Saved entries
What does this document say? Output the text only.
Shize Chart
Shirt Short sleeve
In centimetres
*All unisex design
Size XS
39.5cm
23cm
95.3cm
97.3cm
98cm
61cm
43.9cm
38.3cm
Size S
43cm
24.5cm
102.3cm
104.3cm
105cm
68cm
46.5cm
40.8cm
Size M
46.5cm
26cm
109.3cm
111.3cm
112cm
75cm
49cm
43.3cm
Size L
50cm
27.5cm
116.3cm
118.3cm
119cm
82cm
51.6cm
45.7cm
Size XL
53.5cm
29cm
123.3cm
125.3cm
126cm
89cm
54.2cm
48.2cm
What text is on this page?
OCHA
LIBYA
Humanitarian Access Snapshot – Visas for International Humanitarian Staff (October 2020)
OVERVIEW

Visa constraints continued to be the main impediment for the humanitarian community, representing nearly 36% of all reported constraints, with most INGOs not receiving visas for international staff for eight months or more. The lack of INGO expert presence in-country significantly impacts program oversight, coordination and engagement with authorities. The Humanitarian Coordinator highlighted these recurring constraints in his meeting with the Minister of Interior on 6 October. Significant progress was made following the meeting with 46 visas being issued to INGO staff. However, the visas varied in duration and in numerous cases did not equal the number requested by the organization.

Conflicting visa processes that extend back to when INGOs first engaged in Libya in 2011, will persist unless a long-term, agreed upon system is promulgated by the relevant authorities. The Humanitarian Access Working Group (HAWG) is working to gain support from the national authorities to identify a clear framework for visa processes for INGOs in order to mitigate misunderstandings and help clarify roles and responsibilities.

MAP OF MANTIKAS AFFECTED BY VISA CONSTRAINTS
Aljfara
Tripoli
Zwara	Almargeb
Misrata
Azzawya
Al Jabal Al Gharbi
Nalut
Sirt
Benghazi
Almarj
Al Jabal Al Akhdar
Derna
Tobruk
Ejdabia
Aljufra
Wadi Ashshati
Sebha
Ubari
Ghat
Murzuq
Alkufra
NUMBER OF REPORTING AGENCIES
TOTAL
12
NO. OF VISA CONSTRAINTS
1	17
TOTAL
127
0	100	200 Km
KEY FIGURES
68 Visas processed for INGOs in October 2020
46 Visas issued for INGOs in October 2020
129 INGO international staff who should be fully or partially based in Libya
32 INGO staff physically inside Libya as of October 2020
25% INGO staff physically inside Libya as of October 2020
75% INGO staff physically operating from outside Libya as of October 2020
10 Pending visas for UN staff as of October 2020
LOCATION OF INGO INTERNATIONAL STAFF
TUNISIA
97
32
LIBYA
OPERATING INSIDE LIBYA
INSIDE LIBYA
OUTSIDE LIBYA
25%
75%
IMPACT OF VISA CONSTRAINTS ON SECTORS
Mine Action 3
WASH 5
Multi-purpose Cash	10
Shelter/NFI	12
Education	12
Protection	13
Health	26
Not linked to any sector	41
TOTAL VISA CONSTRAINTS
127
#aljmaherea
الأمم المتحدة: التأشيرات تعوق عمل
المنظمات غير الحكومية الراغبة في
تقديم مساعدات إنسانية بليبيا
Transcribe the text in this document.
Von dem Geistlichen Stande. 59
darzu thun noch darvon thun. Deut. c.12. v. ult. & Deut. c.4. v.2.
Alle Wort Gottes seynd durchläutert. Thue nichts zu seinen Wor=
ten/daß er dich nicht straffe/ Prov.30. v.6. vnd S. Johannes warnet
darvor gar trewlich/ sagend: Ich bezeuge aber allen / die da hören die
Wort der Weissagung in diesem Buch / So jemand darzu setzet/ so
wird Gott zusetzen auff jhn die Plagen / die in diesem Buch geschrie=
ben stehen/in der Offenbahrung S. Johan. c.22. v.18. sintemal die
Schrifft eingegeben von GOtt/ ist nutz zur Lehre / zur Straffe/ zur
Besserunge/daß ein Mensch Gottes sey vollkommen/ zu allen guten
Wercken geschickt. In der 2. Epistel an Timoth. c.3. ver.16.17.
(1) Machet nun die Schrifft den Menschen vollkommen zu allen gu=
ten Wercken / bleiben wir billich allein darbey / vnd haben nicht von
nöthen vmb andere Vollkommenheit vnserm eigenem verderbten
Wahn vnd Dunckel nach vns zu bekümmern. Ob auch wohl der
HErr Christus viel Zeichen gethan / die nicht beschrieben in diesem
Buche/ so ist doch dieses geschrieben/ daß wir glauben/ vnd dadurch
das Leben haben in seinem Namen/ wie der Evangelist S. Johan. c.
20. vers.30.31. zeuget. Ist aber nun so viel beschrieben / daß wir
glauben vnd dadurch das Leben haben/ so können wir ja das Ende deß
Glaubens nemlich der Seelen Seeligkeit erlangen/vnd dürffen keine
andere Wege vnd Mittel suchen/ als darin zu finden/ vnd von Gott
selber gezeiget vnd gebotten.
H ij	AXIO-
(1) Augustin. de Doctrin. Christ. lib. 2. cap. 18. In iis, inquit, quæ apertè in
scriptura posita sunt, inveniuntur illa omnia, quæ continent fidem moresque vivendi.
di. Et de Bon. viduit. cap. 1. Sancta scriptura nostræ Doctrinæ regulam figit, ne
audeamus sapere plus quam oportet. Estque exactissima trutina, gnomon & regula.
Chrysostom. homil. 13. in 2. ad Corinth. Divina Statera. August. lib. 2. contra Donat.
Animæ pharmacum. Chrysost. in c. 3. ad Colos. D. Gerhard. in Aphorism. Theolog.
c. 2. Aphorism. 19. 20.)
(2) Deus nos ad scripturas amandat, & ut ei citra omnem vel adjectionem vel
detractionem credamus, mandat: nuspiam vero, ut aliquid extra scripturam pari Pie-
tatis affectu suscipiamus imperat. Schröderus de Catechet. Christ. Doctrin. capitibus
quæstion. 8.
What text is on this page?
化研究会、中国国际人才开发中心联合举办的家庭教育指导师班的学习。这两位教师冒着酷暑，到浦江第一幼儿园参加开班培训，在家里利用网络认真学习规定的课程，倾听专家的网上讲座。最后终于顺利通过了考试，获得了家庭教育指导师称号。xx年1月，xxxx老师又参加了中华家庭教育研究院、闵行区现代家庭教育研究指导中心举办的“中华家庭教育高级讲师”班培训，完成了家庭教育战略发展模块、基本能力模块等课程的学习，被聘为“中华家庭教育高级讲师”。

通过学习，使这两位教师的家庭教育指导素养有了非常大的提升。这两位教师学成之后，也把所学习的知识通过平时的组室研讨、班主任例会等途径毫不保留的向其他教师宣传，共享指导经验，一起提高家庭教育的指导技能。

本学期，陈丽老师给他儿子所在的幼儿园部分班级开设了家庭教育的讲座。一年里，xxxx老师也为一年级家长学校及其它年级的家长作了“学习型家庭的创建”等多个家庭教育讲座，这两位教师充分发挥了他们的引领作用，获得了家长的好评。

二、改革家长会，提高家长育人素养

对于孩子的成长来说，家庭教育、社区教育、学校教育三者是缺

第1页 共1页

> [The request] From the listing, copy each line containing the word "diesem".

> [Task result]
Wort der Weissagung in diesem Buch / So jemand darzu setzet/ so
wird Gott zusetzen auff jhn die Plagen / die in diesem Buch geschrie=
HErr Christus viel Zeichen gethan / die nicht beschrieben in diesem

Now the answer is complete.